◆ Stated problem
Show every line that has the string "emoji" in it.
Start Dataset excerpts
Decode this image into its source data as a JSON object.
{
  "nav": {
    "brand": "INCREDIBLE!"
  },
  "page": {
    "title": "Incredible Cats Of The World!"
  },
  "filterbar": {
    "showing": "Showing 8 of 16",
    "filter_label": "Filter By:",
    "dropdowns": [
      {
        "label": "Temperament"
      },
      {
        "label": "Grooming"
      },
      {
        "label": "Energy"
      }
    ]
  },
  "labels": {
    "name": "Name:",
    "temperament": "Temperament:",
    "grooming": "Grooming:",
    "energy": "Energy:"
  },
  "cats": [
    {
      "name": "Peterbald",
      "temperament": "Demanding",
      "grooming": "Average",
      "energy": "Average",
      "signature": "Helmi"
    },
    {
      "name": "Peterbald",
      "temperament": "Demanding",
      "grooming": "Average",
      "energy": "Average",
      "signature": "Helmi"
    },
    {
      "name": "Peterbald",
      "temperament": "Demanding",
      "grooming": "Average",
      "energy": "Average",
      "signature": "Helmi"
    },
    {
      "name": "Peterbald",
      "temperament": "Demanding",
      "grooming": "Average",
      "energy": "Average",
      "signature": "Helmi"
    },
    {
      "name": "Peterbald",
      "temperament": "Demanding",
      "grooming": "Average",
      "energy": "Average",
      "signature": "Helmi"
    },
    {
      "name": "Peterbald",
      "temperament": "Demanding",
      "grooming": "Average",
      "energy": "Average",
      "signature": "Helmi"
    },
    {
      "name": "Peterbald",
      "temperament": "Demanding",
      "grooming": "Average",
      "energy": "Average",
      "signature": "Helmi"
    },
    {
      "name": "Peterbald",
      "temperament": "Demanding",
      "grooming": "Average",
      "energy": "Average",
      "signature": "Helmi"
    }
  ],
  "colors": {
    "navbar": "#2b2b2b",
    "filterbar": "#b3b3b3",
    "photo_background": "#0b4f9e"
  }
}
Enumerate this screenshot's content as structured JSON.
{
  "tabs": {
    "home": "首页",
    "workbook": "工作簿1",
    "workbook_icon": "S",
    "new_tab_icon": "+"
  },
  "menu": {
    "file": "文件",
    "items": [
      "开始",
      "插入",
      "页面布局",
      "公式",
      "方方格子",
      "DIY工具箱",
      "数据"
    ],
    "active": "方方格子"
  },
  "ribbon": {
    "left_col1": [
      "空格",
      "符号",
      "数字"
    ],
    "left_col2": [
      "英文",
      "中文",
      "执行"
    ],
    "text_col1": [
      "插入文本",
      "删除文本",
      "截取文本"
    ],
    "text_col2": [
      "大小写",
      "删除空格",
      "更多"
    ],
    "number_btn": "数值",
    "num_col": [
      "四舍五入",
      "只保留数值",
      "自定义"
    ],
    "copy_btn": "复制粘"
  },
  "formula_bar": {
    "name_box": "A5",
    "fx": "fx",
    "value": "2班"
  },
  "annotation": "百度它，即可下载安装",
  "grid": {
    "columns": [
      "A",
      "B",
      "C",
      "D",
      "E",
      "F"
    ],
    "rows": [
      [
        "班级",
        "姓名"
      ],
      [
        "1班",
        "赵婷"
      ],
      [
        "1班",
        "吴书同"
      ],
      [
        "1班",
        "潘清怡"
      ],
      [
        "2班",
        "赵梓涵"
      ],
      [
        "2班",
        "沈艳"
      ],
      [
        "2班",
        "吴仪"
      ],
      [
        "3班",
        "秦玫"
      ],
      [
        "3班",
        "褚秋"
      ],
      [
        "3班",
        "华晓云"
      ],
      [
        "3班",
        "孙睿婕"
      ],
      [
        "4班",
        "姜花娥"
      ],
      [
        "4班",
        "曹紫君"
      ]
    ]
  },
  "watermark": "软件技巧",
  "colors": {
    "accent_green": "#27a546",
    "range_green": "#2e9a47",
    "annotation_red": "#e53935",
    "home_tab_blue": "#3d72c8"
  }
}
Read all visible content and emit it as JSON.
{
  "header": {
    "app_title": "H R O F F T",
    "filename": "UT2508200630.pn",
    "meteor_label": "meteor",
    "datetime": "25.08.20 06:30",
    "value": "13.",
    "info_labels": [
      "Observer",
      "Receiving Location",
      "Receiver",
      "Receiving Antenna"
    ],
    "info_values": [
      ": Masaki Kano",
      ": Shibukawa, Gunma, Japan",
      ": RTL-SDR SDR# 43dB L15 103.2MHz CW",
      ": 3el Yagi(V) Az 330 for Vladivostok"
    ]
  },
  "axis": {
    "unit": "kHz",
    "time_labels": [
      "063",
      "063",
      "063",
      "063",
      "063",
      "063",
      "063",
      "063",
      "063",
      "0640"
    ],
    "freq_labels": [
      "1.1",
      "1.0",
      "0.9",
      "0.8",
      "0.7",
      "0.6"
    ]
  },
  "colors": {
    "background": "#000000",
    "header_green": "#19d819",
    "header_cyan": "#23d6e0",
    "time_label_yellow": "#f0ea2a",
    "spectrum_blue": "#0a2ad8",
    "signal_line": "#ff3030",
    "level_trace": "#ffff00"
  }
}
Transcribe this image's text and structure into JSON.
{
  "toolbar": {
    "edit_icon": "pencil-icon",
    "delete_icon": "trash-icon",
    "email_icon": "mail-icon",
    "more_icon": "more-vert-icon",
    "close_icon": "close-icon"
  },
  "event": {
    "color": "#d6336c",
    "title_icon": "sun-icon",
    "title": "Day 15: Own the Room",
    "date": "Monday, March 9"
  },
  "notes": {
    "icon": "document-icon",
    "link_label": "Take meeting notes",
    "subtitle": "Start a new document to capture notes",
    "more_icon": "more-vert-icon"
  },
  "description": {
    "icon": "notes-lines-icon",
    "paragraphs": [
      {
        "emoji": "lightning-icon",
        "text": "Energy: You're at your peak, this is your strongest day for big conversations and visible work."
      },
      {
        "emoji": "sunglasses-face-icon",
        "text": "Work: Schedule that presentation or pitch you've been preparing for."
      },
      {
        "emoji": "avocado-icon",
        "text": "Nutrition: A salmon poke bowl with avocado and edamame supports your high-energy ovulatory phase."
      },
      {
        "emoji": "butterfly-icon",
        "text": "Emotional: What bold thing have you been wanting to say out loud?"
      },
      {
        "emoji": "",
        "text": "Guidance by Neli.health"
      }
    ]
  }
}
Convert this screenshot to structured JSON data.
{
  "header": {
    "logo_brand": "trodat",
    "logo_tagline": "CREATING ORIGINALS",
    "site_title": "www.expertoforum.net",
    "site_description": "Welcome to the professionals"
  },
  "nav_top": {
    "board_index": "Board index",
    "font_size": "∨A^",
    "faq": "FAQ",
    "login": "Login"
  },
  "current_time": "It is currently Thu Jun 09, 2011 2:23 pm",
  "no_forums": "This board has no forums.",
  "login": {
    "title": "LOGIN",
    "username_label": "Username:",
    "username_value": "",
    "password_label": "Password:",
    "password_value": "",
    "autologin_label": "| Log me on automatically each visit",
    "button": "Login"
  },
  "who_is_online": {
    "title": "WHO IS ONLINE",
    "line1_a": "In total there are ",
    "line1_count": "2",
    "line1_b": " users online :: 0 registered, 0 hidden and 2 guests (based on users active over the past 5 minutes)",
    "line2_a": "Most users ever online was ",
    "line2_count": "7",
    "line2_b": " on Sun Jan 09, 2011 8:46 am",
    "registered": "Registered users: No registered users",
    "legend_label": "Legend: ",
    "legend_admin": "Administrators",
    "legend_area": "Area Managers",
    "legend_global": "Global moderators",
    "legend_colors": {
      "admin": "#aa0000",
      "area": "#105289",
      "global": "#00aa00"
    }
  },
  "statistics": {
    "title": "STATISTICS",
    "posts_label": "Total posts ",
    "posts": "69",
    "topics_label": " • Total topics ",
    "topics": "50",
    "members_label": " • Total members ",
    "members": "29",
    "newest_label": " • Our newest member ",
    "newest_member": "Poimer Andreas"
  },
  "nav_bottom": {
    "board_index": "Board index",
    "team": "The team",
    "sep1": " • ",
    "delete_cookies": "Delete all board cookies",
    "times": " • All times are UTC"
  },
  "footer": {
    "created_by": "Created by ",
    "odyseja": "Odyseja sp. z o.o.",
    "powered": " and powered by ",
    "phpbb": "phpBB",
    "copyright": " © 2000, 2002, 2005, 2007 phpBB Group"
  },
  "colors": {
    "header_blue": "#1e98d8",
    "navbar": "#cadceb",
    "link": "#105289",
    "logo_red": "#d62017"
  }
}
End Dataset excerpts
◆ Reply to the task
        "emoji": "lightning-icon",
        "emoji": "sunglasses-face-icon",
        "emoji": "avocado-icon",
        "emoji": "butterfly-icon",
        "emoji": "",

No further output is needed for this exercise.